* _Aim of the task_:
Reproduce all of the material exactly as shown.

Start of Excerpted records

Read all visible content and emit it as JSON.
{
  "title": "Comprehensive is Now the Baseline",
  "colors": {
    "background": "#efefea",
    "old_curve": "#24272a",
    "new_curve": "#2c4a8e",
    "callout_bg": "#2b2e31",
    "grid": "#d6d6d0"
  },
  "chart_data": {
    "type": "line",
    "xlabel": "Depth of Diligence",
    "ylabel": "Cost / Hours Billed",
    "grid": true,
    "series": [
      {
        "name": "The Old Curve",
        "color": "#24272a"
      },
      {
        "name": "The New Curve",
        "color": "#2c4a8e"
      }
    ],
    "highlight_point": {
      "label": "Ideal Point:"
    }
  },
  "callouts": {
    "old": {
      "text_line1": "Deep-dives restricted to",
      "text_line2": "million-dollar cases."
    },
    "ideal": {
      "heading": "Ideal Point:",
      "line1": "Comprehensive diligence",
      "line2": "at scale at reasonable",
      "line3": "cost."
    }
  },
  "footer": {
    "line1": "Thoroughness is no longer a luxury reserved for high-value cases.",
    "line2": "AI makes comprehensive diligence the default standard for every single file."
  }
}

End of Excerpted records

* _The response_:
Read all visible content and emit it as JSON.
{
  "title": "Comprehensive is Now the Baseline",
  "colors": {
    "background": "#efefea",
    "old_curve": "#24272a",
    "new_curve": "#2c4a8e",
    "callout_bg": "#2b2e31",
    "grid": "#d6d6d0"
  },
  "chart_data": {
    "type": "line",
    "xlabel": "Depth of Diligence",
    "ylabel": "Cost / Hours Billed",
    "grid": true,
    "series": [
      {
        "name": "The Old Curve",
        "color": "#24272a"
      },
      {
        "name": "The New Curve",
        "color": "#2c4a8e"
      }
    ],
    "highlight_point": {
      "label": "Ideal Point:"
    }
  },
  "callouts": {
    "old": {
      "text_line1": "Deep-dives restricted to",
      "text_line2": "million-dollar cases."
    },
    "ideal": {
      "heading": "Ideal Point:",
      "line1": "Comprehensive diligence",
      "line2": "at scale at reasonable",
      "line3": "cost."
    }
  },
  "footer": {
    "line1": "Thoroughness is no longer a luxury reserved for high-value cases.",
    "line2": "AI makes comprehensive diligence the default standard for every single file."
  }
}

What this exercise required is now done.